** start of RECORDS FOR THIS EXERCISE **

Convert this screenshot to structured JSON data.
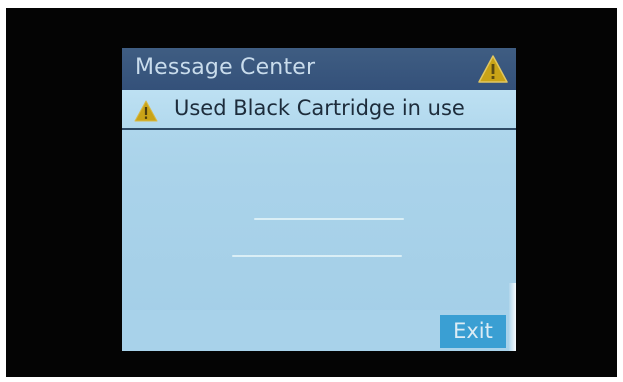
{
  "title_bar": {
    "title": "Message Center",
    "icon": "warning-triangle-icon"
  },
  "message": {
    "icon": "warning-triangle-icon",
    "text": "Used Black Cartridge in use"
  },
  "actions": {
    "exit_label": "Exit"
  },
  "colors": {
    "title_bar": "#3a5780",
    "title_text": "#c9dcec",
    "screen_background": "#aad3ea",
    "warning_yellow": "#c9a317",
    "exit_button": "#3a9fd3"
  }
}
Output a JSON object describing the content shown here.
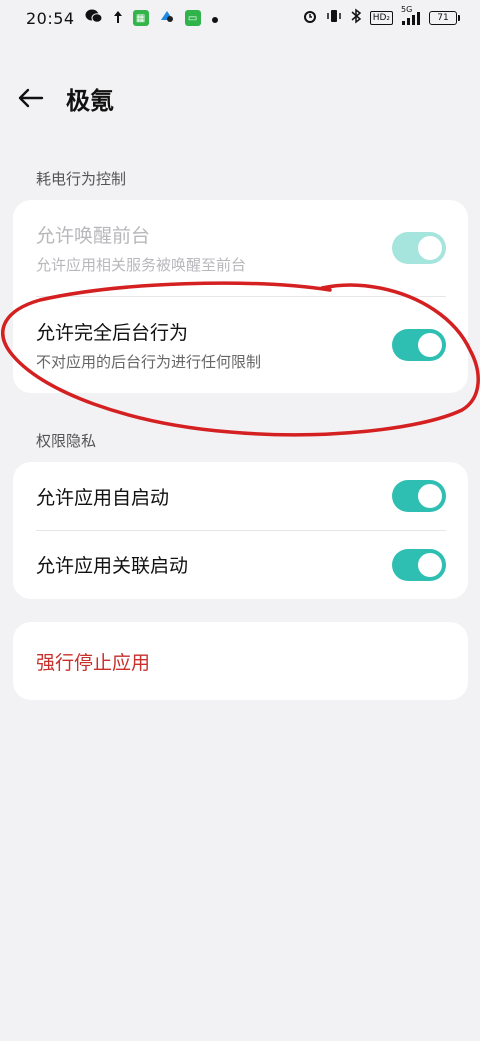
{
  "status_bar": {
    "time": "20:54",
    "network_badge": "HD₂",
    "signal_badge": "5G",
    "battery": "71",
    "icons": [
      "wechat-icon",
      "upload-arrow-icon",
      "app-store-icon",
      "map-app-icon",
      "messages-app-icon",
      "dot-icon",
      "alarm-icon",
      "vibrate-icon",
      "bluetooth-icon",
      "signal-icon"
    ]
  },
  "header": {
    "title": "极氪",
    "back_icon": "back-arrow-icon"
  },
  "sections": {
    "power": {
      "label": "耗电行为控制",
      "items": [
        {
          "title": "允许唤醒前台",
          "subtitle": "允许应用相关服务被唤醒至前台",
          "enabled": false,
          "on": true
        },
        {
          "title": "允许完全后台行为",
          "subtitle": "不对应用的后台行为进行任何限制",
          "enabled": true,
          "on": true
        }
      ]
    },
    "privacy": {
      "label": "权限隐私",
      "items": [
        {
          "title": "允许应用自启动",
          "on": true
        },
        {
          "title": "允许应用关联启动",
          "on": true
        }
      ]
    },
    "actions": {
      "force_stop": "强行停止应用"
    }
  },
  "colors": {
    "accent": "#2fbfb2",
    "accent_disabled": "#a6e4de",
    "danger": "#c9302c",
    "annotation": "#d42020",
    "background": "#f2f2f4"
  }
}
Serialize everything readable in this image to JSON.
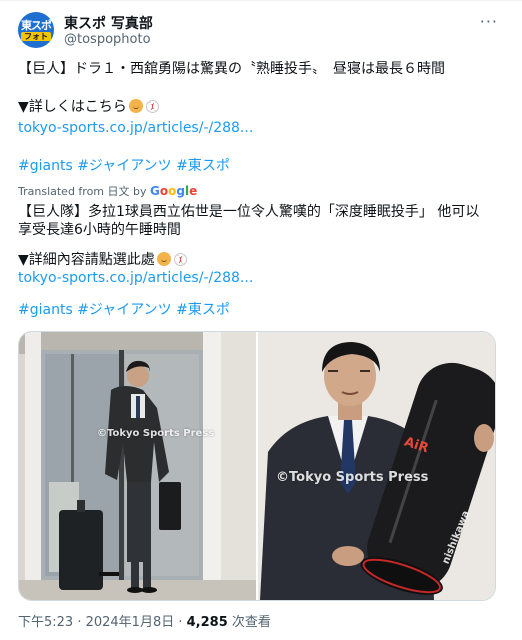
{
  "author": {
    "avatar_line1": "東スポ",
    "avatar_line2": "フォト",
    "name": "東スポ 写真部",
    "handle": "@tospophoto"
  },
  "tweet": {
    "line1": "【巨人】ドラ１・西舘勇陽は驚異の〝熟睡投手〟　昼寝は最長６時間",
    "details_prefix": "▼詳しくはこちら",
    "link": "tokyo-sports.co.jp/articles/-/288...",
    "hashtags": "#giants #ジャイアンツ #東スポ"
  },
  "translation": {
    "label": "Translated from 日文 by",
    "google": [
      "G",
      "o",
      "o",
      "g",
      "l",
      "e"
    ],
    "line1": "【巨人隊】多拉1球員西立佑世是一位令人驚嘆的「深度睡眠投手」 他可以",
    "line2": "享受長達6小時的午睡時間",
    "details_prefix": "▼詳細內容請點選此處",
    "link": "tokyo-sports.co.jp/articles/-/288...",
    "hashtags": "#giants #ジャイアンツ #東スポ"
  },
  "media": {
    "watermark1": "©Tokyo Sports Press",
    "watermark2": "©Tokyo Sports Press",
    "bag_brand": "AiR",
    "bag_name": "nishikawa"
  },
  "footer": {
    "time_date": "下午5:23 · 2024年1月8日 · ",
    "views_count": "4,285",
    "views_label": " 次查看"
  },
  "colors": {
    "link": "#1d9bf0",
    "secondary_text": "#536471",
    "avatar_bg": "#1e6fd0"
  }
}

** end of RECORDS FOR THIS EXERCISE **

Quote each record exactly as it stands, minus the pictures.

Convert this screenshot to structured JSON data.
{
  "title_bar": {
    "title": "Message Center",
    "icon": "warning-triangle-icon"
  },
  "message": {
    "icon": "warning-triangle-icon",
    "text": "Used Black Cartridge in use"
  },
  "actions": {
    "exit_label": "Exit"
  },
  "colors": {
    "title_bar": "#3a5780",
    "title_text": "#c9dcec",
    "screen_background": "#aad3ea",
    "warning_yellow": "#c9a317",
    "exit_button": "#3a9fd3"
  }
}
Output a JSON object describing the content shown here.
{
  "status_bar": {
    "time": "20:54",
    "network_badge": "HD₂",
    "signal_badge": "5G",
    "battery": "71",
    "icons": [
      "wechat-icon",
      "upload-arrow-icon",
      "app-store-icon",
      "map-app-icon",
      "messages-app-icon",
      "dot-icon",
      "alarm-icon",
      "vibrate-icon",
      "bluetooth-icon",
      "signal-icon"
    ]
  },
  "header": {
    "title": "极氪",
    "back_icon": "back-arrow-icon"
  },
  "sections": {
    "power": {
      "label": "耗电行为控制",
      "items": [
        {
          "title": "允许唤醒前台",
          "subtitle": "允许应用相关服务被唤醒至前台",
          "enabled": false,
          "on": true
        },
        {
          "title": "允许完全后台行为",
          "subtitle": "不对应用的后台行为进行任何限制",
          "enabled": true,
          "on": true
        }
      ]
    },
    "privacy": {
      "label": "权限隐私",
      "items": [
        {
          "title": "允许应用自启动",
          "on": true
        },
        {
          "title": "允许应用关联启动",
          "on": true
        }
      ]
    },
    "actions": {
      "force_stop": "强行停止应用"
    }
  },
  "colors": {
    "accent": "#2fbfb2",
    "accent_disabled": "#a6e4de",
    "danger": "#c9302c",
    "annotation": "#d42020",
    "background": "#f2f2f4"
  }
}
Serialize everything readable in this image to JSON.
{
  "author": {
    "avatar_line1": "東スポ",
    "avatar_line2": "フォト",
    "name": "東スポ 写真部",
    "handle": "@tospophoto"
  },
  "tweet": {
    "line1": "【巨人】ドラ１・西舘勇陽は驚異の〝熟睡投手〟　昼寝は最長６時間",
    "details_prefix": "▼詳しくはこちら",
    "link": "tokyo-sports.co.jp/articles/-/288...",
    "hashtags": "#giants #ジャイアンツ #東スポ"
  },
  "translation": {
    "label": "Translated from 日文 by",
    "google": [
      "G",
      "o",
      "o",
      "g",
      "l",
      "e"
    ],
    "line1": "【巨人隊】多拉1球員西立佑世是一位令人驚嘆的「深度睡眠投手」 他可以",
    "line2": "享受長達6小時的午睡時間",
    "details_prefix": "▼詳細內容請點選此處",
    "link": "tokyo-sports.co.jp/articles/-/288...",
    "hashtags": "#giants #ジャイアンツ #東スポ"
  },
  "media": {
    "watermark1": "©Tokyo Sports Press",
    "watermark2": "©Tokyo Sports Press",
    "bag_brand": "AiR",
    "bag_name": "nishikawa"
  },
  "footer": {
    "time_date": "下午5:23 · 2024年1月8日 · ",
    "views_count": "4,285",
    "views_label": " 次查看"
  },
  "colors": {
    "link": "#1d9bf0",
    "secondary_text": "#536471",
    "avatar_bg": "#1e6fd0"
  }
}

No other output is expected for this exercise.